Print the data exactly as it is given, please.

(Task input):
+ + + + + + +

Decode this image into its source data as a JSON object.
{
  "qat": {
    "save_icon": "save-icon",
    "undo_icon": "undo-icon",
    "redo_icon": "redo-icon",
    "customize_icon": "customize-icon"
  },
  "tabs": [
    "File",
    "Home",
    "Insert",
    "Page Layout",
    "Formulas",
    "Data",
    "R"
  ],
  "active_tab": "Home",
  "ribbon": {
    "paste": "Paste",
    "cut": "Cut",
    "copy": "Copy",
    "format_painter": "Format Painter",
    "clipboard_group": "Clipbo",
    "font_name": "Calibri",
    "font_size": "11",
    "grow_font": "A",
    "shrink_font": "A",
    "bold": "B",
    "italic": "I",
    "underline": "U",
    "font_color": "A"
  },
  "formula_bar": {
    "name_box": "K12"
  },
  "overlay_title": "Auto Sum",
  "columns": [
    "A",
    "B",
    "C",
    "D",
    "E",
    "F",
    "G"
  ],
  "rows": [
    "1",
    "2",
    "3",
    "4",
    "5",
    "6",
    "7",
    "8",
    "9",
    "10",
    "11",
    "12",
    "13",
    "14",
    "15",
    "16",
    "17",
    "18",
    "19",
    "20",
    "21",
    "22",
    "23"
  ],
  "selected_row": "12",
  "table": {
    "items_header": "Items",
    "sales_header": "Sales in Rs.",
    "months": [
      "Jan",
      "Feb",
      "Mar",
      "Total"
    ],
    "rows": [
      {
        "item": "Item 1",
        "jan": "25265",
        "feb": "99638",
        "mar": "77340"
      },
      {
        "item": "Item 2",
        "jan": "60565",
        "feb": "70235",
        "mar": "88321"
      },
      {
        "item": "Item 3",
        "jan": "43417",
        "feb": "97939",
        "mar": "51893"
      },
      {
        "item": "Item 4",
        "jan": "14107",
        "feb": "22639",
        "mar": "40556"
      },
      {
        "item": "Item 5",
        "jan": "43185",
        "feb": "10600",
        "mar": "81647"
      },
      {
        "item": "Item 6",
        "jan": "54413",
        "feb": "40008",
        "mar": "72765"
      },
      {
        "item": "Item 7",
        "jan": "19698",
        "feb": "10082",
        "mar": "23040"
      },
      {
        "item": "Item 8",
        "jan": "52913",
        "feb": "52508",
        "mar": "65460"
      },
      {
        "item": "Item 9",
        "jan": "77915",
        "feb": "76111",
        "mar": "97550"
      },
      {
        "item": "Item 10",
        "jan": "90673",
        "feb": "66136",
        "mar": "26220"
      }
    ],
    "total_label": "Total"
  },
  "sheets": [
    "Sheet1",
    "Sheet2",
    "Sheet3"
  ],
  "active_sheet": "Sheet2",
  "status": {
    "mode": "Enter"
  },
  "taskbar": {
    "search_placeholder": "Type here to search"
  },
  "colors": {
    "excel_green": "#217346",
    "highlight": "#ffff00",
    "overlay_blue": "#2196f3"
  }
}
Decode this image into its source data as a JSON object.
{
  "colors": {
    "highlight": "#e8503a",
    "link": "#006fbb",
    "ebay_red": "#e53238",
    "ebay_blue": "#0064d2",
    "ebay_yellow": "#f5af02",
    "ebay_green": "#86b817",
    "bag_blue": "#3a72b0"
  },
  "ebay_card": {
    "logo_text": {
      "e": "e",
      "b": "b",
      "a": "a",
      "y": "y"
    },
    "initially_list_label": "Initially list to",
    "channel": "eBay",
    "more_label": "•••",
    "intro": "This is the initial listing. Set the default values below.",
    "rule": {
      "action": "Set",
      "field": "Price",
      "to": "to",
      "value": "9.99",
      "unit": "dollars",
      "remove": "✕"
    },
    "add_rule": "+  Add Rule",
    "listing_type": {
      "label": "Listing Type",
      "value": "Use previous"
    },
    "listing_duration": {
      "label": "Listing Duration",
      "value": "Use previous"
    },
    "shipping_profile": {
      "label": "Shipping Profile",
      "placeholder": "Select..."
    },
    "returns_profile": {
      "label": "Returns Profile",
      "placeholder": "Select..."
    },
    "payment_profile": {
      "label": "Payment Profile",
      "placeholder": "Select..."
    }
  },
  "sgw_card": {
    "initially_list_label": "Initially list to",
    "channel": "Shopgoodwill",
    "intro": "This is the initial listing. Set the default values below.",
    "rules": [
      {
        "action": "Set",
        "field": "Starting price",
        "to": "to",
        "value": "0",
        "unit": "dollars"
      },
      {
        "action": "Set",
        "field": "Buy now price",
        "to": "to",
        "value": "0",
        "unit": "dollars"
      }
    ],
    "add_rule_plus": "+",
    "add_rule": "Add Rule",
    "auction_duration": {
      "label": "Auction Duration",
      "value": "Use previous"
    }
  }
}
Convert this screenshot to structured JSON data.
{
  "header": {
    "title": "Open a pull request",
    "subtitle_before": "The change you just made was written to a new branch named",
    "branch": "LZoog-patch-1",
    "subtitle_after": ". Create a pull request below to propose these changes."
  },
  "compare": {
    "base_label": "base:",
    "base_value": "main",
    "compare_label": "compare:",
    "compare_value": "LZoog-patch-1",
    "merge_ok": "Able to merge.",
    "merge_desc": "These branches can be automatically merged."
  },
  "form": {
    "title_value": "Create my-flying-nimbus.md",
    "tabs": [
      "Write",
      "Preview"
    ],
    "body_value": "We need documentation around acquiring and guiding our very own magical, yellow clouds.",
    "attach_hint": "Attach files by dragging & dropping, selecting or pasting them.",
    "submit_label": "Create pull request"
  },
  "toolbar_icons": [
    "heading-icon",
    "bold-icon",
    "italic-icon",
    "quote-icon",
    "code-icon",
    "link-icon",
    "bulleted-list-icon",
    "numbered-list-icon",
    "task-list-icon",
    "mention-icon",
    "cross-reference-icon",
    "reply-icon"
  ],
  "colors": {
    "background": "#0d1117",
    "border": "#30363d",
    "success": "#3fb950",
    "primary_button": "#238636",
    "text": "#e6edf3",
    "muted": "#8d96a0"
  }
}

+ + + + + + +

(Exercise answer):
Decode this image into its source data as a JSON object.
{
  "qat": {
    "save_icon": "save-icon",
    "undo_icon": "undo-icon",
    "redo_icon": "redo-icon",
    "customize_icon": "customize-icon"
  },
  "tabs": [
    "File",
    "Home",
    "Insert",
    "Page Layout",
    "Formulas",
    "Data",
    "R"
  ],
  "active_tab": "Home",
  "ribbon": {
    "paste": "Paste",
    "cut": "Cut",
    "copy": "Copy",
    "format_painter": "Format Painter",
    "clipboard_group": "Clipbo",
    "font_name": "Calibri",
    "font_size": "11",
    "grow_font": "A",
    "shrink_font": "A",
    "bold": "B",
    "italic": "I",
    "underline": "U",
    "font_color": "A"
  },
  "formula_bar": {
    "name_box": "K12"
  },
  "overlay_title": "Auto Sum",
  "columns": [
    "A",
    "B",
    "C",
    "D",
    "E",
    "F",
    "G"
  ],
  "rows": [
    "1",
    "2",
    "3",
    "4",
    "5",
    "6",
    "7",
    "8",
    "9",
    "10",
    "11",
    "12",
    "13",
    "14",
    "15",
    "16",
    "17",
    "18",
    "19",
    "20",
    "21",
    "22",
    "23"
  ],
  "selected_row": "12",
  "table": {
    "items_header": "Items",
    "sales_header": "Sales in Rs.",
    "months": [
      "Jan",
      "Feb",
      "Mar",
      "Total"
    ],
    "rows": [
      {
        "item": "Item 1",
        "jan": "25265",
        "feb": "99638",
        "mar": "77340"
      },
      {
        "item": "Item 2",
        "jan": "60565",
        "feb": "70235",
        "mar": "88321"
      },
      {
        "item": "Item 3",
        "jan": "43417",
        "feb": "97939",
        "mar": "51893"
      },
      {
        "item": "Item 4",
        "jan": "14107",
        "feb": "22639",
        "mar": "40556"
      },
      {
        "item": "Item 5",
        "jan": "43185",
        "feb": "10600",
        "mar": "81647"
      },
      {
        "item": "Item 6",
        "jan": "54413",
        "feb": "40008",
        "mar": "72765"
      },
      {
        "item": "Item 7",
        "jan": "19698",
        "feb": "10082",
        "mar": "23040"
      },
      {
        "item": "Item 8",
        "jan": "52913",
        "feb": "52508",
        "mar": "65460"
      },
      {
        "item": "Item 9",
        "jan": "77915",
        "feb": "76111",
        "mar": "97550"
      },
      {
        "item": "Item 10",
        "jan": "90673",
        "feb": "66136",
        "mar": "26220"
      }
    ],
    "total_label": "Total"
  },
  "sheets": [
    "Sheet1",
    "Sheet2",
    "Sheet3"
  ],
  "active_sheet": "Sheet2",
  "status": {
    "mode": "Enter"
  },
  "taskbar": {
    "search_placeholder": "Type here to search"
  },
  "colors": {
    "excel_green": "#217346",
    "highlight": "#ffff00",
    "overlay_blue": "#2196f3"
  }
}
Decode this image into its source data as a JSON object.
{
  "colors": {
    "highlight": "#e8503a",
    "link": "#006fbb",
    "ebay_red": "#e53238",
    "ebay_blue": "#0064d2",
    "ebay_yellow": "#f5af02",
    "ebay_green": "#86b817",
    "bag_blue": "#3a72b0"
  },
  "ebay_card": {
    "logo_text": {
      "e": "e",
      "b": "b",
      "a": "a",
      "y": "y"
    },
    "initially_list_label": "Initially list to",
    "channel": "eBay",
    "more_label": "•••",
    "intro": "This is the initial listing. Set the default values below.",
    "rule": {
      "action": "Set",
      "field": "Price",
      "to": "to",
      "value": "9.99",
      "unit": "dollars",
      "remove": "✕"
    },
    "add_rule": "+  Add Rule",
    "listing_type": {
      "label": "Listing Type",
      "value": "Use previous"
    },
    "listing_duration": {
      "label": "Listing Duration",
      "value": "Use previous"
    },
    "shipping_profile": {
      "label": "Shipping Profile",
      "placeholder": "Select..."
    },
    "returns_profile": {
      "label": "Returns Profile",
      "placeholder": "Select..."
    },
    "payment_profile": {
      "label": "Payment Profile",
      "placeholder": "Select..."
    }
  },
  "sgw_card": {
    "initially_list_label": "Initially list to",
    "channel": "Shopgoodwill",
    "intro": "This is the initial listing. Set the default values below.",
    "rules": [
      {
        "action": "Set",
        "field": "Starting price",
        "to": "to",
        "value": "0",
        "unit": "dollars"
      },
      {
        "action": "Set",
        "field": "Buy now price",
        "to": "to",
        "value": "0",
        "unit": "dollars"
      }
    ],
    "add_rule_plus": "+",
    "add_rule": "Add Rule",
    "auction_duration": {
      "label": "Auction Duration",
      "value": "Use previous"
    }
  }
}
Convert this screenshot to structured JSON data.
{
  "header": {
    "title": "Open a pull request",
    "subtitle_before": "The change you just made was written to a new branch named",
    "branch": "LZoog-patch-1",
    "subtitle_after": ". Create a pull request below to propose these changes."
  },
  "compare": {
    "base_label": "base:",
    "base_value": "main",
    "compare_label": "compare:",
    "compare_value": "LZoog-patch-1",
    "merge_ok": "Able to merge.",
    "merge_desc": "These branches can be automatically merged."
  },
  "form": {
    "title_value": "Create my-flying-nimbus.md",
    "tabs": [
      "Write",
      "Preview"
    ],
    "body_value": "We need documentation around acquiring and guiding our very own magical, yellow clouds.",
    "attach_hint": "Attach files by dragging & dropping, selecting or pasting them.",
    "submit_label": "Create pull request"
  },
  "toolbar_icons": [
    "heading-icon",
    "bold-icon",
    "italic-icon",
    "quote-icon",
    "code-icon",
    "link-icon",
    "bulleted-list-icon",
    "numbered-list-icon",
    "task-list-icon",
    "mention-icon",
    "cross-reference-icon",
    "reply-icon"
  ],
  "colors": {
    "background": "#0d1117",
    "border": "#30363d",
    "success": "#3fb950",
    "primary_button": "#238636",
    "text": "#e6edf3",
    "muted": "#8d96a0"
  }
}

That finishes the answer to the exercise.